[What is expected] Print out every line, exactly as written.
⁂
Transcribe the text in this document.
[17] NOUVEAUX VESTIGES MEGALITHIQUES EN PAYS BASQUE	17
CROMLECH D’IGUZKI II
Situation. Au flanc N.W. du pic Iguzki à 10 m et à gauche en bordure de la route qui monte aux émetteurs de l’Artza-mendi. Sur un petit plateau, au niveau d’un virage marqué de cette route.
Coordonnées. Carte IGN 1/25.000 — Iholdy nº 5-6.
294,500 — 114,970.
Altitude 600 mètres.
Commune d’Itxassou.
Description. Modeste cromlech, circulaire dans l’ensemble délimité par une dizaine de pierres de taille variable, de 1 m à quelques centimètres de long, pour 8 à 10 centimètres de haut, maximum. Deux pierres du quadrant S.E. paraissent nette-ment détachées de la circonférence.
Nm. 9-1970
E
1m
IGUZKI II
⁂
[Problem solution]
Transcribe the text in this document.
[17] NOUVEAUX VESTIGES MEGALITHIQUES EN PAYS BASQUE	17
CROMLECH D’IGUZKI II
Situation. Au flanc N.W. du pic Iguzki à 10 m et à gauche en bordure de la route qui monte aux émetteurs de l’Artza-mendi. Sur un petit plateau, au niveau d’un virage marqué de cette route.
Coordonnées. Carte IGN 1/25.000 — Iholdy nº 5-6.
294,500 — 114,970.
Altitude 600 mètres.
Commune d’Itxassou.
Description. Modeste cromlech, circulaire dans l’ensemble délimité par une dizaine de pierres de taille variable, de 1 m à quelques centimètres de long, pour 8 à 10 centimètres de haut, maximum. Deux pierres du quadrant S.E. paraissent nette-ment détachées de la circonférence.
Nm. 9-1970
E
1m
IGUZKI II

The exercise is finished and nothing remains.